Your task is to repeat the entries word for word while leaving out the pictures.

> **Dataset excerpt**

————————

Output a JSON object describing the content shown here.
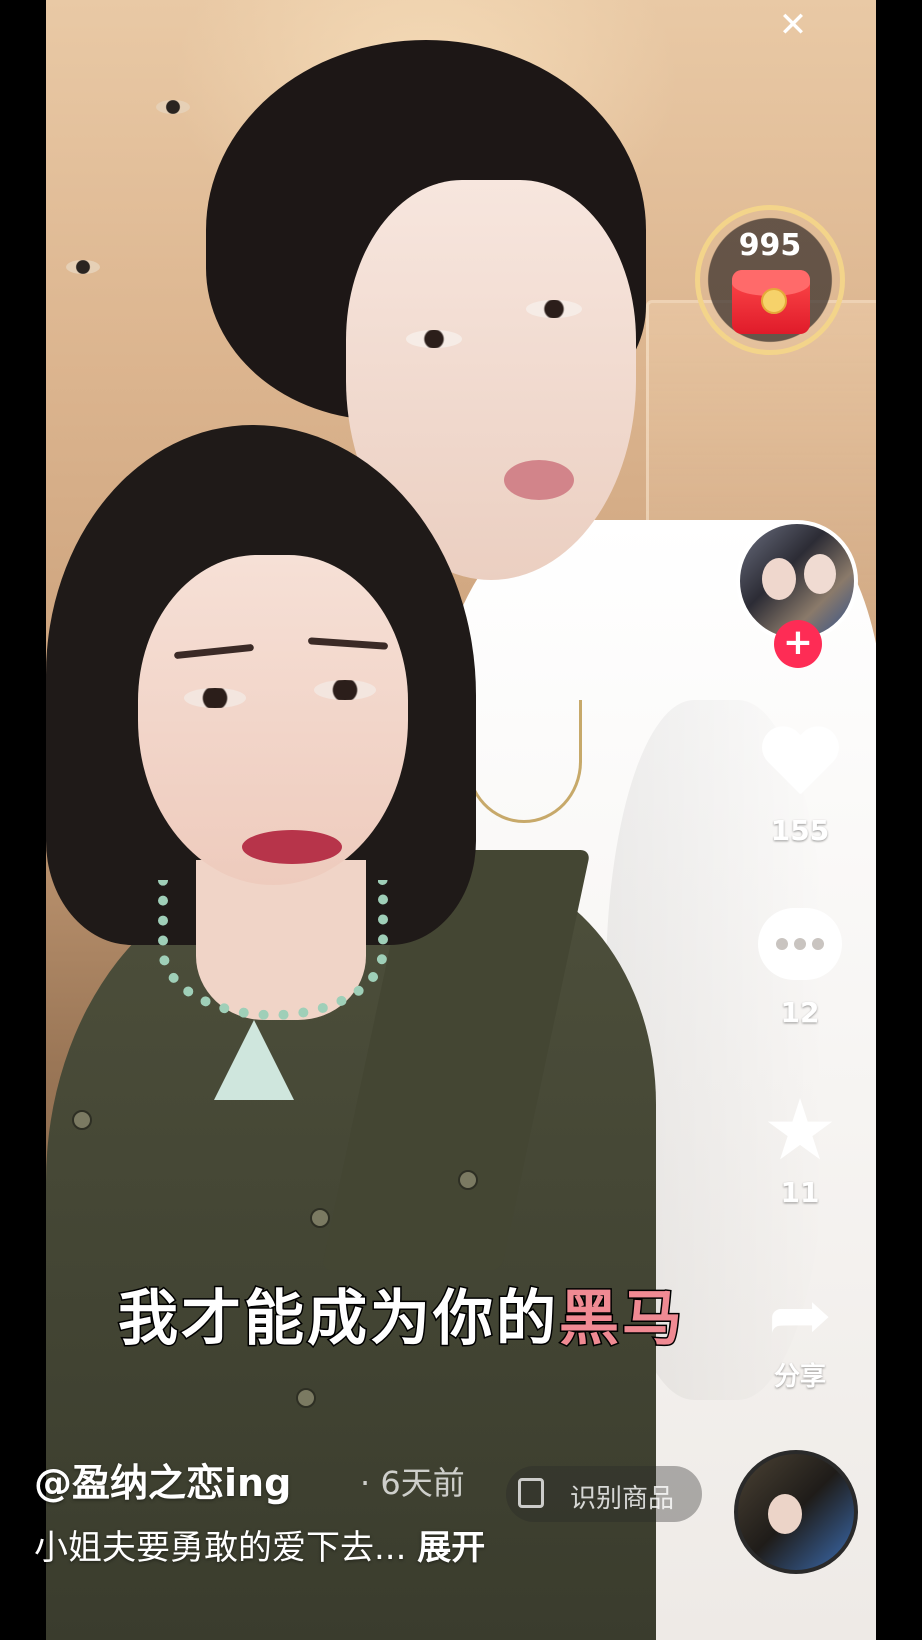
{
  "red_packet": {
    "count": "995"
  },
  "caption": {
    "main": "我才能成为你的",
    "highlight": "黑马"
  },
  "actions": {
    "like_count": "155",
    "comment_count": "12",
    "favorite_count": "11",
    "share_label": "分享"
  },
  "post": {
    "author": "@盈纳之恋ing",
    "time": "· 6天前",
    "description": "小姐夫要勇敢的爱下去...",
    "expand_label": "展开",
    "shop_label": "识别商品"
  },
  "icons": {
    "close": "close-icon",
    "follow": "plus-icon",
    "like": "heart-icon",
    "comment": "comment-icon",
    "favorite": "star-icon",
    "share": "share-icon"
  },
  "colors": {
    "accent": "#fe2c55",
    "highlight": "#f08a93",
    "packet": "#e01b2a"
  }
}
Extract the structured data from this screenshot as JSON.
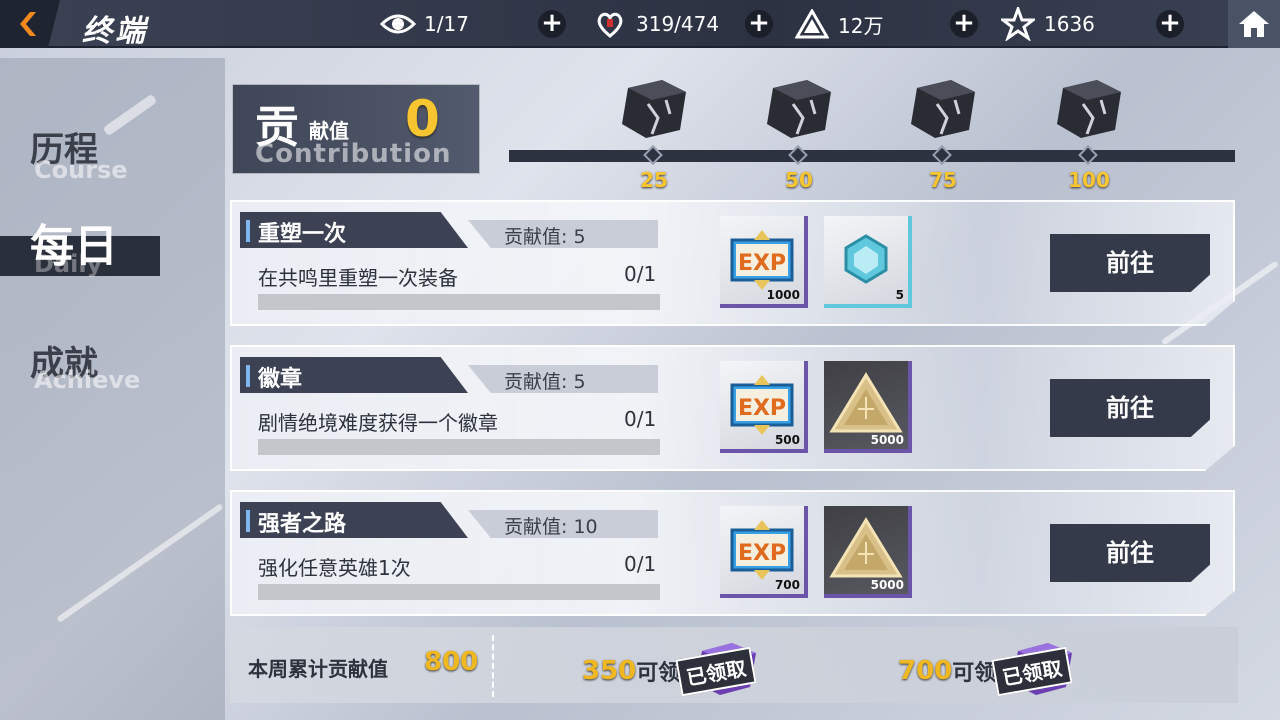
{
  "header": {
    "title": "终端",
    "stamina": "1/17",
    "hearts": "319/474",
    "coins": "12万",
    "stars": "1636"
  },
  "nav": {
    "items": [
      {
        "zh": "历程",
        "en": "Course"
      },
      {
        "zh": "每日",
        "en": "Daily"
      },
      {
        "zh": "成就",
        "en": "Achieve"
      }
    ]
  },
  "contribution": {
    "big_char": "贡",
    "rest": "献值",
    "en": "Contribution",
    "value": "0",
    "milestones": [
      "25",
      "50",
      "75",
      "100"
    ]
  },
  "tasks": [
    {
      "name": "重塑一次",
      "reward_label": "贡献值: 5",
      "desc": "在共鸣里重塑一次装备",
      "count": "0/1",
      "items": [
        {
          "icon": "exp-card-icon",
          "qty": "1000"
        },
        {
          "icon": "crystal-hexagon-icon",
          "qty": "5"
        }
      ],
      "button": "前往"
    },
    {
      "name": "徽章",
      "reward_label": "贡献值: 5",
      "desc": "剧情绝境难度获得一个徽章",
      "count": "0/1",
      "items": [
        {
          "icon": "exp-card-icon",
          "qty": "500"
        },
        {
          "icon": "triangle-coin-icon",
          "qty": "5000"
        }
      ],
      "button": "前往"
    },
    {
      "name": "强者之路",
      "reward_label": "贡献值: 10",
      "desc": "强化任意英雄1次",
      "count": "0/1",
      "items": [
        {
          "icon": "exp-card-icon",
          "qty": "700"
        },
        {
          "icon": "triangle-coin-icon",
          "qty": "5000"
        }
      ],
      "button": "前往"
    }
  ],
  "weekly": {
    "label": "本周累计贡献值",
    "value": "800",
    "claims": [
      {
        "need": "350",
        "text": "可领",
        "stamp": "已领取"
      },
      {
        "need": "700",
        "text": "可领",
        "stamp": "已领取"
      }
    ]
  },
  "colors": {
    "accent_gold": "#f7c530",
    "dark_panel": "#343a4a",
    "purple_rarity": "#6a55a8",
    "cyan_rarity": "#5fc8dc"
  }
}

————————

> **CORRECT ANSWER**
Output a JSON object describing the content shown here.
{
  "red_packet": {
    "count": "995"
  },
  "caption": {
    "main": "我才能成为你的",
    "highlight": "黑马"
  },
  "actions": {
    "like_count": "155",
    "comment_count": "12",
    "favorite_count": "11",
    "share_label": "分享"
  },
  "post": {
    "author": "@盈纳之恋ing",
    "time": "· 6天前",
    "description": "小姐夫要勇敢的爱下去...",
    "expand_label": "展开",
    "shop_label": "识别商品"
  },
  "icons": {
    "close": "close-icon",
    "follow": "plus-icon",
    "like": "heart-icon",
    "comment": "comment-icon",
    "favorite": "star-icon",
    "share": "share-icon"
  },
  "colors": {
    "accent": "#fe2c55",
    "highlight": "#f08a93",
    "packet": "#e01b2a"
  }
}
Extract the structured data from this screenshot as JSON.
{
  "header": {
    "title": "终端",
    "stamina": "1/17",
    "hearts": "319/474",
    "coins": "12万",
    "stars": "1636"
  },
  "nav": {
    "items": [
      {
        "zh": "历程",
        "en": "Course"
      },
      {
        "zh": "每日",
        "en": "Daily"
      },
      {
        "zh": "成就",
        "en": "Achieve"
      }
    ]
  },
  "contribution": {
    "big_char": "贡",
    "rest": "献值",
    "en": "Contribution",
    "value": "0",
    "milestones": [
      "25",
      "50",
      "75",
      "100"
    ]
  },
  "tasks": [
    {
      "name": "重塑一次",
      "reward_label": "贡献值: 5",
      "desc": "在共鸣里重塑一次装备",
      "count": "0/1",
      "items": [
        {
          "icon": "exp-card-icon",
          "qty": "1000"
        },
        {
          "icon": "crystal-hexagon-icon",
          "qty": "5"
        }
      ],
      "button": "前往"
    },
    {
      "name": "徽章",
      "reward_label": "贡献值: 5",
      "desc": "剧情绝境难度获得一个徽章",
      "count": "0/1",
      "items": [
        {
          "icon": "exp-card-icon",
          "qty": "500"
        },
        {
          "icon": "triangle-coin-icon",
          "qty": "5000"
        }
      ],
      "button": "前往"
    },
    {
      "name": "强者之路",
      "reward_label": "贡献值: 10",
      "desc": "强化任意英雄1次",
      "count": "0/1",
      "items": [
        {
          "icon": "exp-card-icon",
          "qty": "700"
        },
        {
          "icon": "triangle-coin-icon",
          "qty": "5000"
        }
      ],
      "button": "前往"
    }
  ],
  "weekly": {
    "label": "本周累计贡献值",
    "value": "800",
    "claims": [
      {
        "need": "350",
        "text": "可领",
        "stamp": "已领取"
      },
      {
        "need": "700",
        "text": "可领",
        "stamp": "已领取"
      }
    ]
  },
  "colors": {
    "accent_gold": "#f7c530",
    "dark_panel": "#343a4a",
    "purple_rarity": "#6a55a8",
    "cyan_rarity": "#5fc8dc"
  }
}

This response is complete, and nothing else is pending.